Exercise task → Check each line of the records for "точки"; collect those that have it.

☆ ☆ ☆

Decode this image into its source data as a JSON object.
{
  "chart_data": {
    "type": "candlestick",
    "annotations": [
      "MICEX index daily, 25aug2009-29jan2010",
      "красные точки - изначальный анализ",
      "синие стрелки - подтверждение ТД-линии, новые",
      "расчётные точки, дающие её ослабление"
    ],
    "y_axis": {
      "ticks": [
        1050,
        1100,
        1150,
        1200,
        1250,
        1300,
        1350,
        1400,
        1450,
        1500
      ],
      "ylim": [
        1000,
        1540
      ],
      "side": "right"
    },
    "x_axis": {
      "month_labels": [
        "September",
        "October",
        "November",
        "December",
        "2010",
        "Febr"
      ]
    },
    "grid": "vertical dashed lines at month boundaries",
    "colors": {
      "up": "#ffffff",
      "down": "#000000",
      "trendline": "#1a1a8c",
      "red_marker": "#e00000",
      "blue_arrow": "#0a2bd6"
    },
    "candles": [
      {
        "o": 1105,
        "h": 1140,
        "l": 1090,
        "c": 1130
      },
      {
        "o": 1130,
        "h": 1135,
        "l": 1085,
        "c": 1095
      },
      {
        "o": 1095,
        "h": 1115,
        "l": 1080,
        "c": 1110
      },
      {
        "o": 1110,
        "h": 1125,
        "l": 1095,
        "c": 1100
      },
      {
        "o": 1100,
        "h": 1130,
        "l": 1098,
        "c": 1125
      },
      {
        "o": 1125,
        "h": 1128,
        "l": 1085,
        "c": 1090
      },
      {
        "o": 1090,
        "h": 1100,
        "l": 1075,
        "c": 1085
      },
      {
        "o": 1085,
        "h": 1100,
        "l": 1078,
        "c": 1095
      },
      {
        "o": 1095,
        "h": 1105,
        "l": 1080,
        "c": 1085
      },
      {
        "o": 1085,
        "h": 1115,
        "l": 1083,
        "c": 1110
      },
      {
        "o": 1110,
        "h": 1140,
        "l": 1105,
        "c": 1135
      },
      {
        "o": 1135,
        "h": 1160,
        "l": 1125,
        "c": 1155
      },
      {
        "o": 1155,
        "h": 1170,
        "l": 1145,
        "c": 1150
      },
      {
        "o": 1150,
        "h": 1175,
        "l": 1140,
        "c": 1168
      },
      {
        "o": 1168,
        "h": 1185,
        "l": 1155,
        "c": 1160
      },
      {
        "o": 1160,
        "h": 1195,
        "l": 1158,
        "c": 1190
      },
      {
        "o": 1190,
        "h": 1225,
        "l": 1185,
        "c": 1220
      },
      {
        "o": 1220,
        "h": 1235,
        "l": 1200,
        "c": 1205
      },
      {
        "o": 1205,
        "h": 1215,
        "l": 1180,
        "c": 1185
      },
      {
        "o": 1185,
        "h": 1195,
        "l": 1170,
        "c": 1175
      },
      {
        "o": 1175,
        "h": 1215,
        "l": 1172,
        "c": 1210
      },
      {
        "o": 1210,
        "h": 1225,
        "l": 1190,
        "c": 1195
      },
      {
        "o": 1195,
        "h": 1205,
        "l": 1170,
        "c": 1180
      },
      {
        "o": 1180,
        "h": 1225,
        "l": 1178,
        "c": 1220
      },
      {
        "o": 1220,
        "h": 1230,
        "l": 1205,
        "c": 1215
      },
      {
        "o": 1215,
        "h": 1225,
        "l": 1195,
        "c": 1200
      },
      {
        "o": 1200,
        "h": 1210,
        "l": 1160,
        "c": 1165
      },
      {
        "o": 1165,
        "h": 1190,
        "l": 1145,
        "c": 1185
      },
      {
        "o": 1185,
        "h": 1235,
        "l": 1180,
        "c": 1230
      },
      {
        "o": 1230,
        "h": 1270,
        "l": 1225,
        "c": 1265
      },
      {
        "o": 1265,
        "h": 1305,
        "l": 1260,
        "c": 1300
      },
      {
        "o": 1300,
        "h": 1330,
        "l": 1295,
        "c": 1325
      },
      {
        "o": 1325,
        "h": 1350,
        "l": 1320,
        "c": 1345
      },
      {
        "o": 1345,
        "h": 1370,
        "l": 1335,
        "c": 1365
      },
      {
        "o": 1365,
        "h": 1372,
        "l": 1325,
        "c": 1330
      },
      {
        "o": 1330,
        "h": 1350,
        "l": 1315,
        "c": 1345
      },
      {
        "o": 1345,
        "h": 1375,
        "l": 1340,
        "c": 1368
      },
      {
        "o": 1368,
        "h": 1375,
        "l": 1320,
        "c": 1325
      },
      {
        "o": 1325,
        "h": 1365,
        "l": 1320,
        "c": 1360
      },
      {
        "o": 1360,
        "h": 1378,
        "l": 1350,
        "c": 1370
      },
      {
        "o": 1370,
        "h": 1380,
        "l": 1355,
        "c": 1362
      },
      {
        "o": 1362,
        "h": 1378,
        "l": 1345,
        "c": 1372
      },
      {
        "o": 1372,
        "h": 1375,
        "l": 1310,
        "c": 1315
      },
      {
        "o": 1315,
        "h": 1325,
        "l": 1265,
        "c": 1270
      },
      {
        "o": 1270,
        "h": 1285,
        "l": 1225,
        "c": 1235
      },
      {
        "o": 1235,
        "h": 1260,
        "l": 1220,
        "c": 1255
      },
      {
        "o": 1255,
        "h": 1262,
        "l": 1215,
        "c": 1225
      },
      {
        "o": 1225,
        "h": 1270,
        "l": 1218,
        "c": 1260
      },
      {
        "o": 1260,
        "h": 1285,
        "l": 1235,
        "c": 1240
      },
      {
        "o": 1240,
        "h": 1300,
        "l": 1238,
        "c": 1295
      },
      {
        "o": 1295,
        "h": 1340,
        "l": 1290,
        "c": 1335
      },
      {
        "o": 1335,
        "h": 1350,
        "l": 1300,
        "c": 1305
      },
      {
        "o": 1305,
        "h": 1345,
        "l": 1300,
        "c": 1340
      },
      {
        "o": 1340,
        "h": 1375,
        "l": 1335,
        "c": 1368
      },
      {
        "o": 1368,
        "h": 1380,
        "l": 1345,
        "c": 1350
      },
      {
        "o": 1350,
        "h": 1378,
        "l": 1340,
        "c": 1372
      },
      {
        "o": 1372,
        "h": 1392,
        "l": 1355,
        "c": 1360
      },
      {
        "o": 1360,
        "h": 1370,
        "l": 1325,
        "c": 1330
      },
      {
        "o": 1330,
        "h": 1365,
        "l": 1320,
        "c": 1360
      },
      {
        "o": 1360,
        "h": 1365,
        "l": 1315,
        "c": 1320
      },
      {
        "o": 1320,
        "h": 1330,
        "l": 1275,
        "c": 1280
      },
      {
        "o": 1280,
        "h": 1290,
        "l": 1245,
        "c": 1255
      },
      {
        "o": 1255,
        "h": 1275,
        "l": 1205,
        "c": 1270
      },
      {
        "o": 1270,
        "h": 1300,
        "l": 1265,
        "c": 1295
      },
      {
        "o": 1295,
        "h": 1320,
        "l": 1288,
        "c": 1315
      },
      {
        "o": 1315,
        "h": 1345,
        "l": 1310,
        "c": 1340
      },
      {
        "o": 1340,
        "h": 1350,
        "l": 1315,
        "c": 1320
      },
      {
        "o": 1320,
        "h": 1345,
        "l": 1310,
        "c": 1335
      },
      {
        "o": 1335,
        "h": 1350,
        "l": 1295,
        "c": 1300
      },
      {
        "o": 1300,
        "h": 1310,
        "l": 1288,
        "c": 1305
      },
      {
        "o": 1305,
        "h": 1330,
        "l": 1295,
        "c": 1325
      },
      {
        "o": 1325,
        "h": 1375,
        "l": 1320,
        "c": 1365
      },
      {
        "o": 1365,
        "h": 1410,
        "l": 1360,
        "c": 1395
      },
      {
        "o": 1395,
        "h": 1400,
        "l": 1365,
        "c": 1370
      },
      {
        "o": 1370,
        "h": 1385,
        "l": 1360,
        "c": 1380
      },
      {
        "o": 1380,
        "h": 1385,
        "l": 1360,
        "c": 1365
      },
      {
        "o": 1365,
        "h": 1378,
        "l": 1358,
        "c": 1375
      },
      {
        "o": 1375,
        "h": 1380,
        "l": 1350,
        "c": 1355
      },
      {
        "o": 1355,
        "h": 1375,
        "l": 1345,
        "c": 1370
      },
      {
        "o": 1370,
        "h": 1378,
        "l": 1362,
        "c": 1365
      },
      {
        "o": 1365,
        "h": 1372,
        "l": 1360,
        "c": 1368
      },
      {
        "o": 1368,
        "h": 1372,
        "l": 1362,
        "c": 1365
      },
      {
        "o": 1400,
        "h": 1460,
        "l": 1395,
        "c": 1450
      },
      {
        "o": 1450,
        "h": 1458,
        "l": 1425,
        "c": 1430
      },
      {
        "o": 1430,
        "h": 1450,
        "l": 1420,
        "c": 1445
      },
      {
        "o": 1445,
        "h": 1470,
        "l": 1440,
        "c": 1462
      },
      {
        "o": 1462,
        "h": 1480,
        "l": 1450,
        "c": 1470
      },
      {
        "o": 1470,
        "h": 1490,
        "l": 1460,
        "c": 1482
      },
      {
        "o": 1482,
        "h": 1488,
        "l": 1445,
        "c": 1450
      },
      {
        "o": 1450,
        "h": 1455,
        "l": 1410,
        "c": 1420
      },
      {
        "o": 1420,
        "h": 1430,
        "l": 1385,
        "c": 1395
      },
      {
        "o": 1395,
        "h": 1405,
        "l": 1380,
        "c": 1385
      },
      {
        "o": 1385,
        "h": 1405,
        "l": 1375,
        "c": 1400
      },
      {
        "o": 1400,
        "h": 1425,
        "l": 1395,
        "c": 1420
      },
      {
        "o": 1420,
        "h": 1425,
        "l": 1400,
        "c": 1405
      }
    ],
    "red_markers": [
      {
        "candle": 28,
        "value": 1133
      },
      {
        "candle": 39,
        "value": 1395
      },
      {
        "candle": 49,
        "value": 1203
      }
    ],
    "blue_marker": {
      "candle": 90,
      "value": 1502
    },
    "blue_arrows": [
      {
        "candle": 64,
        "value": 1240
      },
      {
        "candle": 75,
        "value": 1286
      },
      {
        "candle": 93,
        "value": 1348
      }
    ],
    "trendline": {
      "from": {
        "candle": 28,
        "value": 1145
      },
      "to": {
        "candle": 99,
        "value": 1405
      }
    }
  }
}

☆ ☆ ☆

Reply to the task →
      "красные точки - изначальный анализ",
      "расчётные точки, дающие её ослабление"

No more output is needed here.